What you are asked to do: Write out every line of the material exactly as it appears.

Listing:
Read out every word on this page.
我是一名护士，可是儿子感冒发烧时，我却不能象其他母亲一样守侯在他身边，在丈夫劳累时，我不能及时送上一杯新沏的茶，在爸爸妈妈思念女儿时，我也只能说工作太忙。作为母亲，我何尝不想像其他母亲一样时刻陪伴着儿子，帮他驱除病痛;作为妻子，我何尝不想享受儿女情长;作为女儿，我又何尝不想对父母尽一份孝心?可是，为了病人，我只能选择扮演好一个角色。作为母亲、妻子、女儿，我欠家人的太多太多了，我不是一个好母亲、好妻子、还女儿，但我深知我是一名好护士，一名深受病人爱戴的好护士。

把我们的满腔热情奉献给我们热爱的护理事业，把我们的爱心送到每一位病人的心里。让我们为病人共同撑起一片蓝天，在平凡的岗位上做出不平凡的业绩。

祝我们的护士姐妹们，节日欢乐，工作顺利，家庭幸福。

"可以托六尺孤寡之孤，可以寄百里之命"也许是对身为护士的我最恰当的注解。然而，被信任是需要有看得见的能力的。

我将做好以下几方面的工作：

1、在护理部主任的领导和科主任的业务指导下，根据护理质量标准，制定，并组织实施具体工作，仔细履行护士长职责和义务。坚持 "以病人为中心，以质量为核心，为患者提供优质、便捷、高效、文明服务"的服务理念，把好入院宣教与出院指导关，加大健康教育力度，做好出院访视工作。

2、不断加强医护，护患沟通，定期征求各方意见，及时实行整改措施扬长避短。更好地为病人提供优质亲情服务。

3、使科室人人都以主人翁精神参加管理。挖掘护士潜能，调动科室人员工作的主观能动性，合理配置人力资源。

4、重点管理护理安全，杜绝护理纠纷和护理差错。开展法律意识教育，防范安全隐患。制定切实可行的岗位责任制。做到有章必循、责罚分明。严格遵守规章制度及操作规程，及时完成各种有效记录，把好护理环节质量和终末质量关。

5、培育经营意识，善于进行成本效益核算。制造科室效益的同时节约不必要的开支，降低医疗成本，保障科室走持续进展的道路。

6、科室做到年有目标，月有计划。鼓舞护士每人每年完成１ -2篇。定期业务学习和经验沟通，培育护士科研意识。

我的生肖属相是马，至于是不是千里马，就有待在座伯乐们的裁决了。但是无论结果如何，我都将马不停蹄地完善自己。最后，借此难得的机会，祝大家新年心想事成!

Task result:
Read out every word on this page.
我是一名护士，可是儿子感冒发烧时，我却不能象其他母亲一样守侯在他身边，在丈夫劳累时，我不能及时送上一杯新沏的茶，在爸爸妈妈思念女儿时，我也只能说工作太忙。作为母亲，我何尝不想像其他母亲一样时刻陪伴着儿子，帮他驱除病痛;作为妻子，我何尝不想享受儿女情长;作为女儿，我又何尝不想对父母尽一份孝心?可是，为了病人，我只能选择扮演好一个角色。作为母亲、妻子、女儿，我欠家人的太多太多了，我不是一个好母亲、好妻子、还女儿，但我深知我是一名好护士，一名深受病人爱戴的好护士。

把我们的满腔热情奉献给我们热爱的护理事业，把我们的爱心送到每一位病人的心里。让我们为病人共同撑起一片蓝天，在平凡的岗位上做出不平凡的业绩。

祝我们的护士姐妹们，节日欢乐，工作顺利，家庭幸福。

"可以托六尺孤寡之孤，可以寄百里之命"也许是对身为护士的我最恰当的注解。然而，被信任是需要有看得见的能力的。

我将做好以下几方面的工作：

1、在护理部主任的领导和科主任的业务指导下，根据护理质量标准，制定，并组织实施具体工作，仔细履行护士长职责和义务。坚持 "以病人为中心，以质量为核心，为患者提供优质、便捷、高效、文明服务"的服务理念，把好入院宣教与出院指导关，加大健康教育力度，做好出院访视工作。

2、不断加强医护，护患沟通，定期征求各方意见，及时实行整改措施扬长避短。更好地为病人提供优质亲情服务。

3、使科室人人都以主人翁精神参加管理。挖掘护士潜能，调动科室人员工作的主观能动性，合理配置人力资源。

4、重点管理护理安全，杜绝护理纠纷和护理差错。开展法律意识教育，防范安全隐患。制定切实可行的岗位责任制。做到有章必循、责罚分明。严格遵守规章制度及操作规程，及时完成各种有效记录，把好护理环节质量和终末质量关。

5、培育经营意识，善于进行成本效益核算。制造科室效益的同时节约不必要的开支，降低医疗成本，保障科室走持续进展的道路。

6、科室做到年有目标，月有计划。鼓舞护士每人每年完成１ -2篇。定期业务学习和经验沟通，培育护士科研意识。

我的生肖属相是马，至于是不是千里马，就有待在座伯乐们的裁决了。但是无论结果如何，我都将马不停蹄地完善自己。最后，借此难得的机会，祝大家新年心想事成!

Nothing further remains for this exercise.